(Extracted data entries)
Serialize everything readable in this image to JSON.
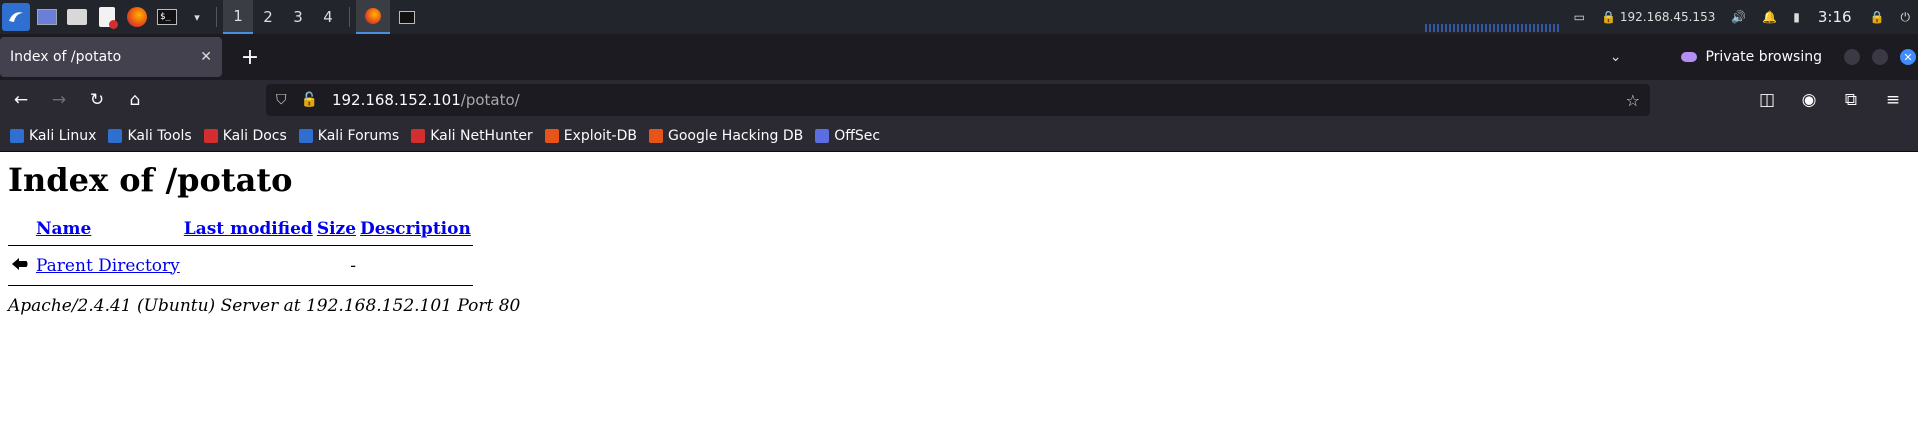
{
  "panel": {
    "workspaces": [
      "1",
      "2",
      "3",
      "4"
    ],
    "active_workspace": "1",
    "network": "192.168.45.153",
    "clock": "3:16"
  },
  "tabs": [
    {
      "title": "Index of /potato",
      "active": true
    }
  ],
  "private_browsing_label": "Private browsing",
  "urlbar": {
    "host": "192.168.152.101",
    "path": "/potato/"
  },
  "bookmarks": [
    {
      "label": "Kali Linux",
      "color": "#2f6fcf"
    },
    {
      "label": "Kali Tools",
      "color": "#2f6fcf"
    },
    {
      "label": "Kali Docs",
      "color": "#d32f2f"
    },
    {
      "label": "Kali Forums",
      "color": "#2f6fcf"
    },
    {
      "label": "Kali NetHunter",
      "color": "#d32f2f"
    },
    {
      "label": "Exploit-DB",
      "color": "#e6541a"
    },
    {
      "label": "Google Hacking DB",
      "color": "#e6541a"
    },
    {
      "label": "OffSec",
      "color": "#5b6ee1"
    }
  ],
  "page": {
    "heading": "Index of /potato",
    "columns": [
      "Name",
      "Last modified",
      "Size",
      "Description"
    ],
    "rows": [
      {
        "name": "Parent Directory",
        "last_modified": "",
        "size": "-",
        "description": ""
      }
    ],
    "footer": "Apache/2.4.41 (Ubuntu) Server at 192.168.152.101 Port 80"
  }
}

--

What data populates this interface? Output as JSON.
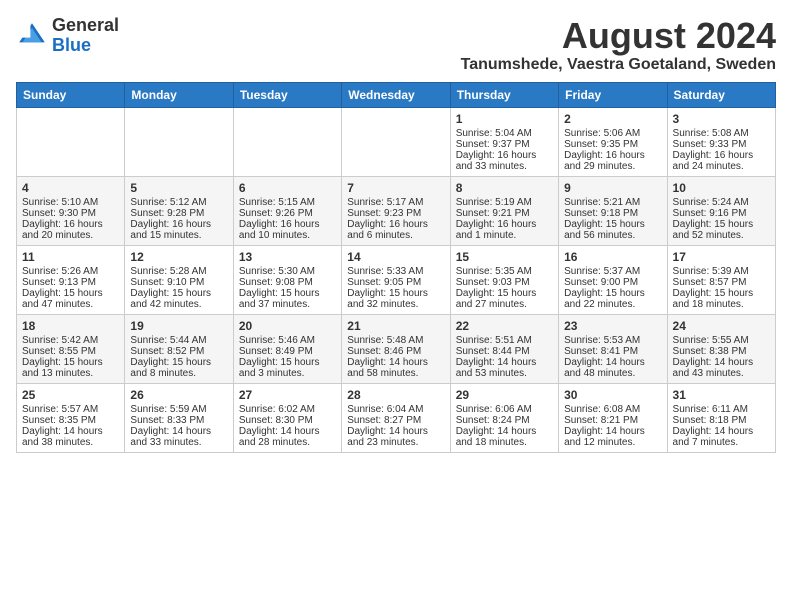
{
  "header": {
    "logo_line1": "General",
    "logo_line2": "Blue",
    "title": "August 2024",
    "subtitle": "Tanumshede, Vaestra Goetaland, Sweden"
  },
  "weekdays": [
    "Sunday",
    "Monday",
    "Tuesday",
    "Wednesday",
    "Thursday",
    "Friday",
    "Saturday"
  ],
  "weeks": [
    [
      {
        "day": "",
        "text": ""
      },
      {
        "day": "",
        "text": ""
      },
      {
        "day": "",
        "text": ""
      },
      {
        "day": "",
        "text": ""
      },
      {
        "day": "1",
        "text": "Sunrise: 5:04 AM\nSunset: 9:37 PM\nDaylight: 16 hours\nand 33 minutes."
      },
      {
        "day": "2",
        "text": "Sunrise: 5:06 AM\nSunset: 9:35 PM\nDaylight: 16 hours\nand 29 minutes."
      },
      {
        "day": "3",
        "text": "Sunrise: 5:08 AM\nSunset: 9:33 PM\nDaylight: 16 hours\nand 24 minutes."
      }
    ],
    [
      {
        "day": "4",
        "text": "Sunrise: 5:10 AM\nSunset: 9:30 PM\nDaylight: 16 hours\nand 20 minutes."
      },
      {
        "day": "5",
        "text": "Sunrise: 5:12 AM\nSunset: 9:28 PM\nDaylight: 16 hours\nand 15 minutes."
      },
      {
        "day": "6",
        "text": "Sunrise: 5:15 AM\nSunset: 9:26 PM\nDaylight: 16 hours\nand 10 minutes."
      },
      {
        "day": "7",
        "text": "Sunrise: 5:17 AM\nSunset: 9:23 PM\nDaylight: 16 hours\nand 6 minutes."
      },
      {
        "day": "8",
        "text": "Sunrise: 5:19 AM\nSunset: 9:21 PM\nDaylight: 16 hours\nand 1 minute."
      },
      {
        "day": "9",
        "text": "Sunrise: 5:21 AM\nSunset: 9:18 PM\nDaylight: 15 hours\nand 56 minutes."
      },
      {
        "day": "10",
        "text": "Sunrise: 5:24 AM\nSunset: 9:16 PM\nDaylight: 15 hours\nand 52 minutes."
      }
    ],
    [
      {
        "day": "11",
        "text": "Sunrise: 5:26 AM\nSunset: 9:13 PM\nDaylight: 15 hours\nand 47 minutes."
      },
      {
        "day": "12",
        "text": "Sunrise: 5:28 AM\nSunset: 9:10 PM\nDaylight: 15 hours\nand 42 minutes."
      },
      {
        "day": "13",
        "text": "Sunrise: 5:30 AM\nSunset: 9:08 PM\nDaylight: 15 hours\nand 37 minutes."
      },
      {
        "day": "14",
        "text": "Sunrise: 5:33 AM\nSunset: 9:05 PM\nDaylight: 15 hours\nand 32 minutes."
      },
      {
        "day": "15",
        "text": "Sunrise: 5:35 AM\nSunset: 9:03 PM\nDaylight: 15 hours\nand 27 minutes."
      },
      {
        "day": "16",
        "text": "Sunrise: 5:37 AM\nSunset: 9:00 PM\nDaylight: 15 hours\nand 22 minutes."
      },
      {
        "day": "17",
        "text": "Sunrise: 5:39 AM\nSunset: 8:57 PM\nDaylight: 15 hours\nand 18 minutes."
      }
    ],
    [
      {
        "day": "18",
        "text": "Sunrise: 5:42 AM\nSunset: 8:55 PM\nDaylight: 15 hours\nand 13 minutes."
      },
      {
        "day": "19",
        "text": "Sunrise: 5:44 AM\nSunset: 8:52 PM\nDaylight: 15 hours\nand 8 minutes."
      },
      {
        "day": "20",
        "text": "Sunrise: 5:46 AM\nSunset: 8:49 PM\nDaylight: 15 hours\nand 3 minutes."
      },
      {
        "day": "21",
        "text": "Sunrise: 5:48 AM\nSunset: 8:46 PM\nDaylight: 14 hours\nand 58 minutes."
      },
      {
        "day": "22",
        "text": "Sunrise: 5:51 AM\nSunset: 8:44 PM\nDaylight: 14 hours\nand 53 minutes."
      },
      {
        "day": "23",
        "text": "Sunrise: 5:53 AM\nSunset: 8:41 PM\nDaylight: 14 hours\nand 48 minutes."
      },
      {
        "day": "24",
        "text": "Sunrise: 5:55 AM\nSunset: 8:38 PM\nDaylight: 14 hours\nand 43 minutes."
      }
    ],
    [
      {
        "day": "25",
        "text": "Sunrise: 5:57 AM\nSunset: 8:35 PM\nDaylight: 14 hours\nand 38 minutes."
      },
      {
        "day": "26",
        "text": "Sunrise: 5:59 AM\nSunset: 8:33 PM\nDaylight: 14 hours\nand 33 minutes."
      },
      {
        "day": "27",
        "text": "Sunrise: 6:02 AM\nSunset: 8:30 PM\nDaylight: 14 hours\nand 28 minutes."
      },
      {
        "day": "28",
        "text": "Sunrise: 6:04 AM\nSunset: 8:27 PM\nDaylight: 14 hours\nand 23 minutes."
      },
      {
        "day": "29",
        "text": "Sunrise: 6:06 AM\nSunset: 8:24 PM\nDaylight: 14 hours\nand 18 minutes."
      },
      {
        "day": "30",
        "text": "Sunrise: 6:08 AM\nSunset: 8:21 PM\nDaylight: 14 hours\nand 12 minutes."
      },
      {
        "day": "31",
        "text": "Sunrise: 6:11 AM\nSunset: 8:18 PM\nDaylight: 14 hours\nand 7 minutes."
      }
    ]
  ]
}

* * *

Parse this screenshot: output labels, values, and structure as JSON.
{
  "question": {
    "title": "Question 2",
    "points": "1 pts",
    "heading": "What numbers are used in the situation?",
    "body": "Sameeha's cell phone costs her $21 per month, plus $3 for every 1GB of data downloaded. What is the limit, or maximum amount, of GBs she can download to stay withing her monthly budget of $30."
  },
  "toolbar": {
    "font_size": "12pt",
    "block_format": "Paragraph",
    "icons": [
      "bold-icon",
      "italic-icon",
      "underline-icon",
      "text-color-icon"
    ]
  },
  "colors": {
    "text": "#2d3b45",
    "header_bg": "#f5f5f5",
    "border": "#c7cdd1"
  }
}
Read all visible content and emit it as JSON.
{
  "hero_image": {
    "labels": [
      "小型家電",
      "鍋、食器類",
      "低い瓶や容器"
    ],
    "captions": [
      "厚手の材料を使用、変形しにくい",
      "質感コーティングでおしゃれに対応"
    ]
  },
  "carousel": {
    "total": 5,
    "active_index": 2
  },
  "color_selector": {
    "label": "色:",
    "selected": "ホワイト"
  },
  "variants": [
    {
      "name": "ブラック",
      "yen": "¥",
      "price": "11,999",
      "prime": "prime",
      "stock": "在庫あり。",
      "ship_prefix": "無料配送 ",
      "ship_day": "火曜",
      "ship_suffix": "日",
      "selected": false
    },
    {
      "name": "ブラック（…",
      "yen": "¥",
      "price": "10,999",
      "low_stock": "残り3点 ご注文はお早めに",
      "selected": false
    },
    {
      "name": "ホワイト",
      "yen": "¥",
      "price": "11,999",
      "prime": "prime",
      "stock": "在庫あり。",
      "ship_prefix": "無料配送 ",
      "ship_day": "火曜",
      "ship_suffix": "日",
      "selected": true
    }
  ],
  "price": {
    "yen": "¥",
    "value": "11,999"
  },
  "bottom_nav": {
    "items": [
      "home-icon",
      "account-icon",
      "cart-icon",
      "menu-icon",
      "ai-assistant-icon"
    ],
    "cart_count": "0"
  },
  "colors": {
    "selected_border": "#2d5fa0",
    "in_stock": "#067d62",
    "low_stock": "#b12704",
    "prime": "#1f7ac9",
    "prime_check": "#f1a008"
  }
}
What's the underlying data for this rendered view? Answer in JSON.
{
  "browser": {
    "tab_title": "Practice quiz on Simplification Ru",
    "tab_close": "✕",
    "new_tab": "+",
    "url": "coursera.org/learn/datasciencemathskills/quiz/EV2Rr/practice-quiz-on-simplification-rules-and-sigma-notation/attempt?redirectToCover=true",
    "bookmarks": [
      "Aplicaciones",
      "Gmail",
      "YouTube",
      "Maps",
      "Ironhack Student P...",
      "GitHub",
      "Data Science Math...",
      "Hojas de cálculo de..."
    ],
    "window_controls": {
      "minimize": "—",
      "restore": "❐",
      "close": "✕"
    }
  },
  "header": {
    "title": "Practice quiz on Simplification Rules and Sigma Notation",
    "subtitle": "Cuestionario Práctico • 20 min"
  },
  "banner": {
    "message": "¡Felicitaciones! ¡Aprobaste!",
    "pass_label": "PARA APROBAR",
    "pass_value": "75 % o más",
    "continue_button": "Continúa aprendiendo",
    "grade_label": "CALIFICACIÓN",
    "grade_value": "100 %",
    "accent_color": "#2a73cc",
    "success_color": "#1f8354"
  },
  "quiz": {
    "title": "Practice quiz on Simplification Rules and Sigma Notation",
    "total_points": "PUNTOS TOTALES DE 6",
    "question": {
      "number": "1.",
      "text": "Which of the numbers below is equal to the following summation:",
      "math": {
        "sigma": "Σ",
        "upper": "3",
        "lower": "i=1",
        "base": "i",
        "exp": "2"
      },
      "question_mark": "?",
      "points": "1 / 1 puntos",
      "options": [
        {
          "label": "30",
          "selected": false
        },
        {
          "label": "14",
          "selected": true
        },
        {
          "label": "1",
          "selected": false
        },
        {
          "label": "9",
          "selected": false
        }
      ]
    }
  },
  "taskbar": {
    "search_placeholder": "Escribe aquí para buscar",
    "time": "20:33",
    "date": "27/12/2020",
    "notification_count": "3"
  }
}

Exercise details -> Copy each line of the data above that holds "true".

Response for this exercise ->
      "active": true
      "selected": true
    "url": "coursera.org/learn/datasciencemathskills/quiz/EV2Rr/practice-quiz-on-simplification-rules-and-sigma-notation/attempt?redirectToCover=true",
          "selected": true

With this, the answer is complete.